◆ **Task**: Write every record out again exactly as given.
___ Given data
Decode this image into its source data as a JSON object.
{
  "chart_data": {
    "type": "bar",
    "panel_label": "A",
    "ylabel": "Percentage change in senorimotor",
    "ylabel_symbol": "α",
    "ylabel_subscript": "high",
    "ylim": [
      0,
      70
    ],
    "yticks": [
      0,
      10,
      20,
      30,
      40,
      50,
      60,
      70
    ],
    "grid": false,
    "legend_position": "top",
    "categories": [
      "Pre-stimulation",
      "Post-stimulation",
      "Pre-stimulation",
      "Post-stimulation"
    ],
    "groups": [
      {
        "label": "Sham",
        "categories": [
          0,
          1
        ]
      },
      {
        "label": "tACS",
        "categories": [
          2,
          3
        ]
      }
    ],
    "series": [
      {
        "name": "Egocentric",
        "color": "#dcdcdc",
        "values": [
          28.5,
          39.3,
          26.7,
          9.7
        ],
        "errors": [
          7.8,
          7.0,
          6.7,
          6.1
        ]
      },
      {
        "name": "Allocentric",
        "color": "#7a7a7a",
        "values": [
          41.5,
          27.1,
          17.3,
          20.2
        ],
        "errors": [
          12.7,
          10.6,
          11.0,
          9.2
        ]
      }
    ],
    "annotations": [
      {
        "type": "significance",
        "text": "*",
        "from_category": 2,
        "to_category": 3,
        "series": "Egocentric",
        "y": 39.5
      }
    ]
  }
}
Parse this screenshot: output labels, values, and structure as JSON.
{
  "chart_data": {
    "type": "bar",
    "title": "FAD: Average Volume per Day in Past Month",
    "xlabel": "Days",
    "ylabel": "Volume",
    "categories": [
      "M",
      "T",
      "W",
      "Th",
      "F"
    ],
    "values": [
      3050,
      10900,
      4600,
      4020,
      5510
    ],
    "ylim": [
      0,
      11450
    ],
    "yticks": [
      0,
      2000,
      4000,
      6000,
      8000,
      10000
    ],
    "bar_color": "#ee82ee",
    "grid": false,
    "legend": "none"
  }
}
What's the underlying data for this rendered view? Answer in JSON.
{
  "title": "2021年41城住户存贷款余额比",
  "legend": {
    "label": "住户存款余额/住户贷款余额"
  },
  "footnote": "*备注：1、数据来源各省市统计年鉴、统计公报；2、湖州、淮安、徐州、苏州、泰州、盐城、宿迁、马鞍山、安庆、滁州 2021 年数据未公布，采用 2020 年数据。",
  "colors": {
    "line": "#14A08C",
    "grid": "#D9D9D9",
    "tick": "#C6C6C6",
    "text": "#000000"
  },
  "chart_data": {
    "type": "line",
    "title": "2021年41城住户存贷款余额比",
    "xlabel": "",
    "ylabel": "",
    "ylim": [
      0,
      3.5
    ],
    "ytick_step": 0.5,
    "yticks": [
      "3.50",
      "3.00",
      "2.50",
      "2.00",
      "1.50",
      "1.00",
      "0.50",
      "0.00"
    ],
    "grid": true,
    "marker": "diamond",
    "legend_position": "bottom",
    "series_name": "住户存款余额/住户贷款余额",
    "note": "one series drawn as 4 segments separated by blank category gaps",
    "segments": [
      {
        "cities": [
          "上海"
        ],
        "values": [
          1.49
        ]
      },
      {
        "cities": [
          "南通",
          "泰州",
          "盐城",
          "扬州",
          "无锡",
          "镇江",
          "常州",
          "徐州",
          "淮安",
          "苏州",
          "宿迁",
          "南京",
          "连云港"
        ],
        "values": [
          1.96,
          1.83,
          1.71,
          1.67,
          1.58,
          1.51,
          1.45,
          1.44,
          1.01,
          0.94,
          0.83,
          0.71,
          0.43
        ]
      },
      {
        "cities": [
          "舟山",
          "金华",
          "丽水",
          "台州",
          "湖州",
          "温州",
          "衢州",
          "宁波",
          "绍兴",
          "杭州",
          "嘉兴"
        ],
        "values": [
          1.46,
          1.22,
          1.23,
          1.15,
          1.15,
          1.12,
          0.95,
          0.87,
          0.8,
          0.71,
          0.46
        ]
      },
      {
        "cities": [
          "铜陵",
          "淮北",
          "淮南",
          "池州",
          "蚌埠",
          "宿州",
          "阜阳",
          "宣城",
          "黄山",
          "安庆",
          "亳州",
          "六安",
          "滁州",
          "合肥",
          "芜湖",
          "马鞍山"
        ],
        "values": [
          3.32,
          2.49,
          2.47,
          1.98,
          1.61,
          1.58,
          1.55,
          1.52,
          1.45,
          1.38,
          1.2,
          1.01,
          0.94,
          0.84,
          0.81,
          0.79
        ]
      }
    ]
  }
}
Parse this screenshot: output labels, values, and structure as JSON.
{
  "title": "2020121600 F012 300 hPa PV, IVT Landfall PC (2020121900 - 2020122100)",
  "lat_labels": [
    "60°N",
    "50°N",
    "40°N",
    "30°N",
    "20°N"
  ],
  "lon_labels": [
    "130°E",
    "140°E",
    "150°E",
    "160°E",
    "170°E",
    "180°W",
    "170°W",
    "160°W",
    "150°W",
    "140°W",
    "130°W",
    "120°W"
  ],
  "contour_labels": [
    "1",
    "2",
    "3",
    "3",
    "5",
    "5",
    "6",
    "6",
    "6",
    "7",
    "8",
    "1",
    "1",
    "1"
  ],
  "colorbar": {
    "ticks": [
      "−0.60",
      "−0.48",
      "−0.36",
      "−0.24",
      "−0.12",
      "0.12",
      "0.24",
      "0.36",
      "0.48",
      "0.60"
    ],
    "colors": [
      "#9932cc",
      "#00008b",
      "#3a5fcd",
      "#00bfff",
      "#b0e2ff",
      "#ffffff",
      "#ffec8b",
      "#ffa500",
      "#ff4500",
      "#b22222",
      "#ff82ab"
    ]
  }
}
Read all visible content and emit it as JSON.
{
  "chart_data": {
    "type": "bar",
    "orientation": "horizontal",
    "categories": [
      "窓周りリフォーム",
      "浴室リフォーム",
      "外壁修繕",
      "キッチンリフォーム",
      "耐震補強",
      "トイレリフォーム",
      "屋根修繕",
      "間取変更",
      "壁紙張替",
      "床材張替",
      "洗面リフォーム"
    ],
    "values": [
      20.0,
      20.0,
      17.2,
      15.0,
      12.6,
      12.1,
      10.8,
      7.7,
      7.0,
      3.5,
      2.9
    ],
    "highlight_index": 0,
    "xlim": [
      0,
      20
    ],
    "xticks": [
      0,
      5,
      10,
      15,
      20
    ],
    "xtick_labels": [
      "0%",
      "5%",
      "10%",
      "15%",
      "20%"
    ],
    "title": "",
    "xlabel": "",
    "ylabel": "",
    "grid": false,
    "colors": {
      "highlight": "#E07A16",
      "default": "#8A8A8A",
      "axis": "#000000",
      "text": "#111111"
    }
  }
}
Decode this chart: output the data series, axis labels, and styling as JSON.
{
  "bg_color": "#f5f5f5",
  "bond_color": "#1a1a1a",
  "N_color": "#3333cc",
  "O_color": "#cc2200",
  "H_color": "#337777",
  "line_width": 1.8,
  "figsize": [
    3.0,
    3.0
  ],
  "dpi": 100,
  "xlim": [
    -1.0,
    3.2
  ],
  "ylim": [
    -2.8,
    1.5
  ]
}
______
◆ **Full output**:
Decode this image into its source data as a JSON object.
{
  "chart_data": {
    "type": "bar",
    "panel_label": "A",
    "ylabel": "Percentage change in senorimotor",
    "ylabel_symbol": "α",
    "ylabel_subscript": "high",
    "ylim": [
      0,
      70
    ],
    "yticks": [
      0,
      10,
      20,
      30,
      40,
      50,
      60,
      70
    ],
    "grid": false,
    "legend_position": "top",
    "categories": [
      "Pre-stimulation",
      "Post-stimulation",
      "Pre-stimulation",
      "Post-stimulation"
    ],
    "groups": [
      {
        "label": "Sham",
        "categories": [
          0,
          1
        ]
      },
      {
        "label": "tACS",
        "categories": [
          2,
          3
        ]
      }
    ],
    "series": [
      {
        "name": "Egocentric",
        "color": "#dcdcdc",
        "values": [
          28.5,
          39.3,
          26.7,
          9.7
        ],
        "errors": [
          7.8,
          7.0,
          6.7,
          6.1
        ]
      },
      {
        "name": "Allocentric",
        "color": "#7a7a7a",
        "values": [
          41.5,
          27.1,
          17.3,
          20.2
        ],
        "errors": [
          12.7,
          10.6,
          11.0,
          9.2
        ]
      }
    ],
    "annotations": [
      {
        "type": "significance",
        "text": "*",
        "from_category": 2,
        "to_category": 3,
        "series": "Egocentric",
        "y": 39.5
      }
    ]
  }
}
Parse this screenshot: output labels, values, and structure as JSON.
{
  "chart_data": {
    "type": "bar",
    "title": "FAD: Average Volume per Day in Past Month",
    "xlabel": "Days",
    "ylabel": "Volume",
    "categories": [
      "M",
      "T",
      "W",
      "Th",
      "F"
    ],
    "values": [
      3050,
      10900,
      4600,
      4020,
      5510
    ],
    "ylim": [
      0,
      11450
    ],
    "yticks": [
      0,
      2000,
      4000,
      6000,
      8000,
      10000
    ],
    "bar_color": "#ee82ee",
    "grid": false,
    "legend": "none"
  }
}
What's the underlying data for this rendered view? Answer in JSON.
{
  "title": "2021年41城住户存贷款余额比",
  "legend": {
    "label": "住户存款余额/住户贷款余额"
  },
  "footnote": "*备注：1、数据来源各省市统计年鉴、统计公报；2、湖州、淮安、徐州、苏州、泰州、盐城、宿迁、马鞍山、安庆、滁州 2021 年数据未公布，采用 2020 年数据。",
  "colors": {
    "line": "#14A08C",
    "grid": "#D9D9D9",
    "tick": "#C6C6C6",
    "text": "#000000"
  },
  "chart_data": {
    "type": "line",
    "title": "2021年41城住户存贷款余额比",
    "xlabel": "",
    "ylabel": "",
    "ylim": [
      0,
      3.5
    ],
    "ytick_step": 0.5,
    "yticks": [
      "3.50",
      "3.00",
      "2.50",
      "2.00",
      "1.50",
      "1.00",
      "0.50",
      "0.00"
    ],
    "grid": true,
    "marker": "diamond",
    "legend_position": "bottom",
    "series_name": "住户存款余额/住户贷款余额",
    "note": "one series drawn as 4 segments separated by blank category gaps",
    "segments": [
      {
        "cities": [
          "上海"
        ],
        "values": [
          1.49
        ]
      },
      {
        "cities": [
          "南通",
          "泰州",
          "盐城",
          "扬州",
          "无锡",
          "镇江",
          "常州",
          "徐州",
          "淮安",
          "苏州",
          "宿迁",
          "南京",
          "连云港"
        ],
        "values": [
          1.96,
          1.83,
          1.71,
          1.67,
          1.58,
          1.51,
          1.45,
          1.44,
          1.01,
          0.94,
          0.83,
          0.71,
          0.43
        ]
      },
      {
        "cities": [
          "舟山",
          "金华",
          "丽水",
          "台州",
          "湖州",
          "温州",
          "衢州",
          "宁波",
          "绍兴",
          "杭州",
          "嘉兴"
        ],
        "values": [
          1.46,
          1.22,
          1.23,
          1.15,
          1.15,
          1.12,
          0.95,
          0.87,
          0.8,
          0.71,
          0.46
        ]
      },
      {
        "cities": [
          "铜陵",
          "淮北",
          "淮南",
          "池州",
          "蚌埠",
          "宿州",
          "阜阳",
          "宣城",
          "黄山",
          "安庆",
          "亳州",
          "六安",
          "滁州",
          "合肥",
          "芜湖",
          "马鞍山"
        ],
        "values": [
          3.32,
          2.49,
          2.47,
          1.98,
          1.61,
          1.58,
          1.55,
          1.52,
          1.45,
          1.38,
          1.2,
          1.01,
          0.94,
          0.84,
          0.81,
          0.79
        ]
      }
    ]
  }
}
Parse this screenshot: output labels, values, and structure as JSON.
{
  "title": "2020121600 F012 300 hPa PV, IVT Landfall PC (2020121900 - 2020122100)",
  "lat_labels": [
    "60°N",
    "50°N",
    "40°N",
    "30°N",
    "20°N"
  ],
  "lon_labels": [
    "130°E",
    "140°E",
    "150°E",
    "160°E",
    "170°E",
    "180°W",
    "170°W",
    "160°W",
    "150°W",
    "140°W",
    "130°W",
    "120°W"
  ],
  "contour_labels": [
    "1",
    "2",
    "3",
    "3",
    "5",
    "5",
    "6",
    "6",
    "6",
    "7",
    "8",
    "1",
    "1",
    "1"
  ],
  "colorbar": {
    "ticks": [
      "−0.60",
      "−0.48",
      "−0.36",
      "−0.24",
      "−0.12",
      "0.12",
      "0.24",
      "0.36",
      "0.48",
      "0.60"
    ],
    "colors": [
      "#9932cc",
      "#00008b",
      "#3a5fcd",
      "#00bfff",
      "#b0e2ff",
      "#ffffff",
      "#ffec8b",
      "#ffa500",
      "#ff4500",
      "#b22222",
      "#ff82ab"
    ]
  }
}
Read all visible content and emit it as JSON.
{
  "chart_data": {
    "type": "bar",
    "orientation": "horizontal",
    "categories": [
      "窓周りリフォーム",
      "浴室リフォーム",
      "外壁修繕",
      "キッチンリフォーム",
      "耐震補強",
      "トイレリフォーム",
      "屋根修繕",
      "間取変更",
      "壁紙張替",
      "床材張替",
      "洗面リフォーム"
    ],
    "values": [
      20.0,
      20.0,
      17.2,
      15.0,
      12.6,
      12.1,
      10.8,
      7.7,
      7.0,
      3.5,
      2.9
    ],
    "highlight_index": 0,
    "xlim": [
      0,
      20
    ],
    "xticks": [
      0,
      5,
      10,
      15,
      20
    ],
    "xtick_labels": [
      "0%",
      "5%",
      "10%",
      "15%",
      "20%"
    ],
    "title": "",
    "xlabel": "",
    "ylabel": "",
    "grid": false,
    "colors": {
      "highlight": "#E07A16",
      "default": "#8A8A8A",
      "axis": "#000000",
      "text": "#111111"
    }
  }
}
Decode this chart: output the data series, axis labels, and styling as JSON.
{
  "bg_color": "#f5f5f5",
  "bond_color": "#1a1a1a",
  "N_color": "#3333cc",
  "O_color": "#cc2200",
  "H_color": "#337777",
  "line_width": 1.8,
  "figsize": [
    3.0,
    3.0
  ],
  "dpi": 100,
  "xlim": [
    -1.0,
    3.2
  ],
  "ylim": [
    -2.8,
    1.5
  ]
}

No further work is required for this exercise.